Extracted records:
____

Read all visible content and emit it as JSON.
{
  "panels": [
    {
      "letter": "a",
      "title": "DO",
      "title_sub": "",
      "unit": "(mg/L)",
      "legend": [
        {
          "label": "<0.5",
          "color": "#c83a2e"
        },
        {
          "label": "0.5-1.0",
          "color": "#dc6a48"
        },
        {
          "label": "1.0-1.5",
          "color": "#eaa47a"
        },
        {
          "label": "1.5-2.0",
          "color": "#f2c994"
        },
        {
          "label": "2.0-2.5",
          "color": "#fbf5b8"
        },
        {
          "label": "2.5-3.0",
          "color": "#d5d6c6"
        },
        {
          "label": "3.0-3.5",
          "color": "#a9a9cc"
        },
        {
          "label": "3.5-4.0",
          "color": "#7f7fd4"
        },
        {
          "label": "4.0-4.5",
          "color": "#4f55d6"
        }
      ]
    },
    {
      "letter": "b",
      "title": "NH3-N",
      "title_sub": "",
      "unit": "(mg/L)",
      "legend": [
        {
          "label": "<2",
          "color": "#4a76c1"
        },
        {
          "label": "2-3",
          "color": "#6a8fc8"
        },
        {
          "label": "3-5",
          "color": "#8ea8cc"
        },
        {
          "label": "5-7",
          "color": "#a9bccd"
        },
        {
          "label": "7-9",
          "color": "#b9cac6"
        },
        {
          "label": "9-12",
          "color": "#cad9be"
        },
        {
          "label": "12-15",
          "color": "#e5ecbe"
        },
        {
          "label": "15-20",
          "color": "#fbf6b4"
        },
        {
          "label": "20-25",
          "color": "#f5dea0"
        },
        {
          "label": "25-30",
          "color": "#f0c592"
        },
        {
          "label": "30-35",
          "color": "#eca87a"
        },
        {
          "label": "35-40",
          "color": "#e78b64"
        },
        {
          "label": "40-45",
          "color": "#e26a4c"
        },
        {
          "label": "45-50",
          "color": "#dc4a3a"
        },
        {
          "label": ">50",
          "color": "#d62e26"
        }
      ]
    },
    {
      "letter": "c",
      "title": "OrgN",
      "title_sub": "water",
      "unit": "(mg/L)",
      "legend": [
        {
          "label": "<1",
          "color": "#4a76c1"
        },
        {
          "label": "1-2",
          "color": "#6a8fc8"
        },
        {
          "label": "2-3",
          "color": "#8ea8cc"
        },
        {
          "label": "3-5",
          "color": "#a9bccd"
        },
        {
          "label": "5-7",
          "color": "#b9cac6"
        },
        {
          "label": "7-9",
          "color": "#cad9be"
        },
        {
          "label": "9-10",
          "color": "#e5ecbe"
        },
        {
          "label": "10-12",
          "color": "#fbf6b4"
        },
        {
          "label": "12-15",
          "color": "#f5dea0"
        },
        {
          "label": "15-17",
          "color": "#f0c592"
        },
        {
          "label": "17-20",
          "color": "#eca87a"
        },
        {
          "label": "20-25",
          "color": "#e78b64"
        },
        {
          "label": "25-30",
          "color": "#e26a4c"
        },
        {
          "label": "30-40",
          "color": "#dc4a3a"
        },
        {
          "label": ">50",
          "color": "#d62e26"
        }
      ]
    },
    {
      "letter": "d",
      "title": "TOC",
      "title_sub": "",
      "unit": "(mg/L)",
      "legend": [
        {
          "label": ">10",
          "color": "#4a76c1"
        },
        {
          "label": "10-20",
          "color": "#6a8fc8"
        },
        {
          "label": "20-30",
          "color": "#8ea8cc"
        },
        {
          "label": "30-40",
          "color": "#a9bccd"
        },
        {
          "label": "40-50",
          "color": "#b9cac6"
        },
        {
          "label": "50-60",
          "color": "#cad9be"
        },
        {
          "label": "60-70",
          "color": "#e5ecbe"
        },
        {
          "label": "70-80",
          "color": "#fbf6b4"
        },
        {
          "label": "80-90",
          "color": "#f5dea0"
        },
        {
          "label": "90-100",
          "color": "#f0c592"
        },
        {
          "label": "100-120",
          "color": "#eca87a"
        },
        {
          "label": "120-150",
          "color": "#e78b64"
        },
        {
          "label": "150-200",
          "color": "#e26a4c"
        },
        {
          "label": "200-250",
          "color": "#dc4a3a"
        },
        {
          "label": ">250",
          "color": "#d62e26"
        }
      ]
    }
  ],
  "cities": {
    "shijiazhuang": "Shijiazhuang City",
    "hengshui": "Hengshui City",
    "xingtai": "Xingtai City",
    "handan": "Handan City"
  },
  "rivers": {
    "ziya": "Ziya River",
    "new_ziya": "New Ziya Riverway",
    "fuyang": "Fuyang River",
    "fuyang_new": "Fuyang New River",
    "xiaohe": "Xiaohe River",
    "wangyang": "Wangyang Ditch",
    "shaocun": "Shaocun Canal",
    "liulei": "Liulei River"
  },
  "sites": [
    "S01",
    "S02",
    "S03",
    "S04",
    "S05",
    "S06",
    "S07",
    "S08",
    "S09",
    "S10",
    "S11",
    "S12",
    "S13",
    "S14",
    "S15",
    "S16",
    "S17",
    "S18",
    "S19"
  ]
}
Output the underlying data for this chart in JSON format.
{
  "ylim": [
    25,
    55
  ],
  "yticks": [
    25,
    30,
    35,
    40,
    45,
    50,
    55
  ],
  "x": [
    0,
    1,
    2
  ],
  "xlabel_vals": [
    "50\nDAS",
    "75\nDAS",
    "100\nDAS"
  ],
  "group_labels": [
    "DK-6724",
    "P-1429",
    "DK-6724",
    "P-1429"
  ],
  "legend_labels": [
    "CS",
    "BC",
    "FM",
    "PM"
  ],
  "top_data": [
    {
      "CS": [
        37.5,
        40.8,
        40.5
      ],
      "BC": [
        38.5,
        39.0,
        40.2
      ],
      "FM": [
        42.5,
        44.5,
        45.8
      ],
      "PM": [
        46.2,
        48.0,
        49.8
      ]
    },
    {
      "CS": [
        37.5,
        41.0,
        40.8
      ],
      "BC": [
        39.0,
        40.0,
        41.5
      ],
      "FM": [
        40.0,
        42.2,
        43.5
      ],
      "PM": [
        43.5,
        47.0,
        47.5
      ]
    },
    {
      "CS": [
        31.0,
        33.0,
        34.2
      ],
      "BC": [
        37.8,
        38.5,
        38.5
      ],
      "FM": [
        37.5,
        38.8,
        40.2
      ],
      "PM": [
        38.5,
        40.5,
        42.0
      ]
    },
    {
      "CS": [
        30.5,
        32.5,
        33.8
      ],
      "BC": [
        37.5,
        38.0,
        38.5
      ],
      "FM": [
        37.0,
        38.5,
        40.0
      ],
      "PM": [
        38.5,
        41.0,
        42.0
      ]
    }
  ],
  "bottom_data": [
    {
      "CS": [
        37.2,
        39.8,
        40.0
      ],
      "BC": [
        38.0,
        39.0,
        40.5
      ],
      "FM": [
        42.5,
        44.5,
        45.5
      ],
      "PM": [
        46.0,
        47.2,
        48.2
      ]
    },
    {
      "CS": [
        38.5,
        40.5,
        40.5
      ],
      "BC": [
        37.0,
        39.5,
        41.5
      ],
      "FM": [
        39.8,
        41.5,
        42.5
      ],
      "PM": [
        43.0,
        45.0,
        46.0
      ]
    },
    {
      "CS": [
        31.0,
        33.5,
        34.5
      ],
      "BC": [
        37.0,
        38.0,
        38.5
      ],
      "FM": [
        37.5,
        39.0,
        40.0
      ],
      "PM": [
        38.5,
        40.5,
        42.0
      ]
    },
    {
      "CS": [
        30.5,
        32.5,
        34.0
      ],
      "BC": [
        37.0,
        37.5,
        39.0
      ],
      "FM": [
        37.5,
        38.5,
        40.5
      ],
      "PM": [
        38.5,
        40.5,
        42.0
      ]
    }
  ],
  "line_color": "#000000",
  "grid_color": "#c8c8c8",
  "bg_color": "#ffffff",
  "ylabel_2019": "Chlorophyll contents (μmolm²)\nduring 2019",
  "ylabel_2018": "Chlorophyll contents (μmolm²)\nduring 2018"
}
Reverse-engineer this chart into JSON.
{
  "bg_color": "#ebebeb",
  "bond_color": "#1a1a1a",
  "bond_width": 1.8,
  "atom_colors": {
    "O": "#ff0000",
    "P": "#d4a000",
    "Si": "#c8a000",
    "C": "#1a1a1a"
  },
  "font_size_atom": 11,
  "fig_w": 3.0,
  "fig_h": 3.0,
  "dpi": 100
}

____

Check each line above for the string "Fuyang" and show the ones that have it.

    "fuyang": "Fuyang River",
    "fuyang_new": "Fuyang New River",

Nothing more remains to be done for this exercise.